What is expected: Which lines of the entries contain the string "mole"? Please find them and copy them.

Material supplied:
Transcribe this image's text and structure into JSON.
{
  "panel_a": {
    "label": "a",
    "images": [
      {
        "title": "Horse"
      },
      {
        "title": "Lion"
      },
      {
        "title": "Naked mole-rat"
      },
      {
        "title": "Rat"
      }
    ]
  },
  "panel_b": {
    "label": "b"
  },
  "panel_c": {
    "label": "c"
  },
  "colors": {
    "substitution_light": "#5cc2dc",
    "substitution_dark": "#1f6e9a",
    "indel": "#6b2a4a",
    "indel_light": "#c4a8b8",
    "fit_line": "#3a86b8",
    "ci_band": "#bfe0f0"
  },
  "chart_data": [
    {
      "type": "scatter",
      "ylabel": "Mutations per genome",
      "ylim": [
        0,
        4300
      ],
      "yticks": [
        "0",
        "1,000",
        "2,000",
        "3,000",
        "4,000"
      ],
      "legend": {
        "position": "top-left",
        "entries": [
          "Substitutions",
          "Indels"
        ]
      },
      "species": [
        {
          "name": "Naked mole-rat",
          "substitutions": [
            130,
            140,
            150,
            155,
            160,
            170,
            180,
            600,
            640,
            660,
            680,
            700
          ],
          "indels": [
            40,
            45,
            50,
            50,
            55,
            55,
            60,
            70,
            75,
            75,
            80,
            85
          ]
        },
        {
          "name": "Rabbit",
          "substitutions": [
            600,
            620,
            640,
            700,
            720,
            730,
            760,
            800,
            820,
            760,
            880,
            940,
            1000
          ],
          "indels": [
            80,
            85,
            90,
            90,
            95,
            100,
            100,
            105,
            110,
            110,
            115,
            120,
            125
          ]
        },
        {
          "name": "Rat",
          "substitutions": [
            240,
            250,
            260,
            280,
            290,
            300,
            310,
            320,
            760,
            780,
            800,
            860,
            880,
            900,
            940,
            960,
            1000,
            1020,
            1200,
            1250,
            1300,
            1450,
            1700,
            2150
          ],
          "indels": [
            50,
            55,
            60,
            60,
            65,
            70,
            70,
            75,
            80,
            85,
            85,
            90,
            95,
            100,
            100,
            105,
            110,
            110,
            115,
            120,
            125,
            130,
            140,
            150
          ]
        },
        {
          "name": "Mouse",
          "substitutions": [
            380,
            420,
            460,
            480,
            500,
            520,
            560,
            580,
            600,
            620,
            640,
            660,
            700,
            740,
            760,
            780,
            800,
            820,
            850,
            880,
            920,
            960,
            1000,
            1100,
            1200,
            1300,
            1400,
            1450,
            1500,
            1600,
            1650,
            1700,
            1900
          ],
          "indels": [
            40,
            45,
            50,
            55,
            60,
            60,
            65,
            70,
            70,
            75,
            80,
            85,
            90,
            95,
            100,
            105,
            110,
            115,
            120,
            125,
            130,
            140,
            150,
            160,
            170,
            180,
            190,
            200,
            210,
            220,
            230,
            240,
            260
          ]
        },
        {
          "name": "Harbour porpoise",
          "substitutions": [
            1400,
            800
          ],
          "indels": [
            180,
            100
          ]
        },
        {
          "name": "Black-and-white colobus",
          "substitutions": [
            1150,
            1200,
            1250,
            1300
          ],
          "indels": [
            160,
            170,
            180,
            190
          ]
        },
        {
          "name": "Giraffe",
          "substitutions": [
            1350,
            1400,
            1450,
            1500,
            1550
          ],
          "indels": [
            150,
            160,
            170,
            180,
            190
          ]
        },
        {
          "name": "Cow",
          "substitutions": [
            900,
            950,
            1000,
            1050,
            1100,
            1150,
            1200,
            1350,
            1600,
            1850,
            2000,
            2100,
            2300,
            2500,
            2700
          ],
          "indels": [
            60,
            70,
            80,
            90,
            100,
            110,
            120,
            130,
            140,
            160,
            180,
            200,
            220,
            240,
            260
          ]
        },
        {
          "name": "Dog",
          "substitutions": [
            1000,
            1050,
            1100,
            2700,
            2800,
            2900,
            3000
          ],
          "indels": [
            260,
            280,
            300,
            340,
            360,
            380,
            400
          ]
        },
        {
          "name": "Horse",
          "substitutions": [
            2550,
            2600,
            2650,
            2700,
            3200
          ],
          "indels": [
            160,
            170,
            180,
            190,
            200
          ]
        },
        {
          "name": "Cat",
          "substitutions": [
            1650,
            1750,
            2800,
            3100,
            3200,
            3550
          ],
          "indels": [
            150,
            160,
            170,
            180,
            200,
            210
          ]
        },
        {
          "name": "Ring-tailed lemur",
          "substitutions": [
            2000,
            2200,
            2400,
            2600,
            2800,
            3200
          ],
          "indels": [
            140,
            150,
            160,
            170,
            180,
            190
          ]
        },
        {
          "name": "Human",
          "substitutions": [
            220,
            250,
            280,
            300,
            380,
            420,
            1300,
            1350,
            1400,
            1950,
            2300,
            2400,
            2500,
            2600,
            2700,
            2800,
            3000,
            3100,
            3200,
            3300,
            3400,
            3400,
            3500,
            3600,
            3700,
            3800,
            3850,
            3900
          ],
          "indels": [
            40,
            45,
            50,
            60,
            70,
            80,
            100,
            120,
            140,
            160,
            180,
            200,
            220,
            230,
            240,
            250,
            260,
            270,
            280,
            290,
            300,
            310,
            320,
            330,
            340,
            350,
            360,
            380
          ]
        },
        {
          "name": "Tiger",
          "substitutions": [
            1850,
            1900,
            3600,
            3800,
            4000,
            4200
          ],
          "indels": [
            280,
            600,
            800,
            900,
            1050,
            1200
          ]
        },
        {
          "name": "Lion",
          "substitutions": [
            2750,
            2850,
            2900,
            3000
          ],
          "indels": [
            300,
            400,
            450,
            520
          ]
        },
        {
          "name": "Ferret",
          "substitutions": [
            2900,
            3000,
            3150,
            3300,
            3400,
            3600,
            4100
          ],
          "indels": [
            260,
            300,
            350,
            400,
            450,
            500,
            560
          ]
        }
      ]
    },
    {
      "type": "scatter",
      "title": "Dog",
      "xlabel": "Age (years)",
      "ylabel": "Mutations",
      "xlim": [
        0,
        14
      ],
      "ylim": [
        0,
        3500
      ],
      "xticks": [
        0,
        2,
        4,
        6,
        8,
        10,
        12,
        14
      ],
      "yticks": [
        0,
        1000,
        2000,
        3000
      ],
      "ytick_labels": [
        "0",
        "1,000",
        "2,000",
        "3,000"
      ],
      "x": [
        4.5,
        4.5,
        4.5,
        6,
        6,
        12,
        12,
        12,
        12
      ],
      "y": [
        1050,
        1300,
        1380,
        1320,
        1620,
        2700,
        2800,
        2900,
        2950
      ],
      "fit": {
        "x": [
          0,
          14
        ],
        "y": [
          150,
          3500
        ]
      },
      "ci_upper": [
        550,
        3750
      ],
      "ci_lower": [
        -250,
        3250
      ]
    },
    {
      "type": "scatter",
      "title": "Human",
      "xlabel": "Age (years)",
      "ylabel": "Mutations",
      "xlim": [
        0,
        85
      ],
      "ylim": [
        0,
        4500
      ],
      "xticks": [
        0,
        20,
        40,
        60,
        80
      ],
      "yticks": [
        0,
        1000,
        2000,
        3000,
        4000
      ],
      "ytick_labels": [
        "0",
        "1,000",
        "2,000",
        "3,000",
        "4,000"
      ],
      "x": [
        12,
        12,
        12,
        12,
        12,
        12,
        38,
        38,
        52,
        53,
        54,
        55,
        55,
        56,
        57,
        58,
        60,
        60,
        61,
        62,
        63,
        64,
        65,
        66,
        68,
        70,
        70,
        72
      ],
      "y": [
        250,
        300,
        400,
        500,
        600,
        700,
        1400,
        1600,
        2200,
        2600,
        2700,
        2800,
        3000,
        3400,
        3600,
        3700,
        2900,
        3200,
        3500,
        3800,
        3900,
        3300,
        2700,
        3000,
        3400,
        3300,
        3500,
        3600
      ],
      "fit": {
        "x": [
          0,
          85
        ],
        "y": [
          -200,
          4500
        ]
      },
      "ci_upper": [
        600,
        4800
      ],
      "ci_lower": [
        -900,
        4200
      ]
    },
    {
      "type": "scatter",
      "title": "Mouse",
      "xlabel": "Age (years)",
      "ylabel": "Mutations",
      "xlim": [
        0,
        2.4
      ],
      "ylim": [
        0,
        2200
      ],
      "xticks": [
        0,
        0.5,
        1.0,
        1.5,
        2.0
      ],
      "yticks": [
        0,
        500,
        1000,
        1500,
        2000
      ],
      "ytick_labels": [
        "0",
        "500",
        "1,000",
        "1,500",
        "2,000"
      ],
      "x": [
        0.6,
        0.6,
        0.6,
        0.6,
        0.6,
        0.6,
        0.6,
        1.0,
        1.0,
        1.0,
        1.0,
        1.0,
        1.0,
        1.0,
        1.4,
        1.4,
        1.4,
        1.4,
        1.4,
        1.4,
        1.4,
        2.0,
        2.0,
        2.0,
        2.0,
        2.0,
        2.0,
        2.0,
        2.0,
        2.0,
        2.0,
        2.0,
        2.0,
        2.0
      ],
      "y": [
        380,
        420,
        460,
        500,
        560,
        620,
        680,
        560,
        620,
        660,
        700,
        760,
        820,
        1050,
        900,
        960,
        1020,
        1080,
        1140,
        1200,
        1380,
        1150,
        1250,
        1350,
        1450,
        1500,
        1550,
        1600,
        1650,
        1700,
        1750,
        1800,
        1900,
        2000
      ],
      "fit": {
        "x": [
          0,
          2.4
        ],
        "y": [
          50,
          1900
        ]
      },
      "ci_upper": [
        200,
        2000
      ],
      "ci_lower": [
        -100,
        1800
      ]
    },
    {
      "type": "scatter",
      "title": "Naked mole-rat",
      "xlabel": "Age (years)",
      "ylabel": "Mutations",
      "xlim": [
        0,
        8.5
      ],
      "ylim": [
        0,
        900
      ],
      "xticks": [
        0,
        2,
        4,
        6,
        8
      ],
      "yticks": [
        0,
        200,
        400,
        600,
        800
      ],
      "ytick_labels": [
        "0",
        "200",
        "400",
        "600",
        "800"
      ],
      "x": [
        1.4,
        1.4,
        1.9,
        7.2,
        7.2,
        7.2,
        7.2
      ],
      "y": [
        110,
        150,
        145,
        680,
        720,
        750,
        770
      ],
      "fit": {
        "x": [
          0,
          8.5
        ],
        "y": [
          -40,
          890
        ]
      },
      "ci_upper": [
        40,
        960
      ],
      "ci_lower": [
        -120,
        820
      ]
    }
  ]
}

Written solution:
        "title": "Naked mole-rat"
          "name": "Naked mole-rat",
      "title": "Naked mole-rat",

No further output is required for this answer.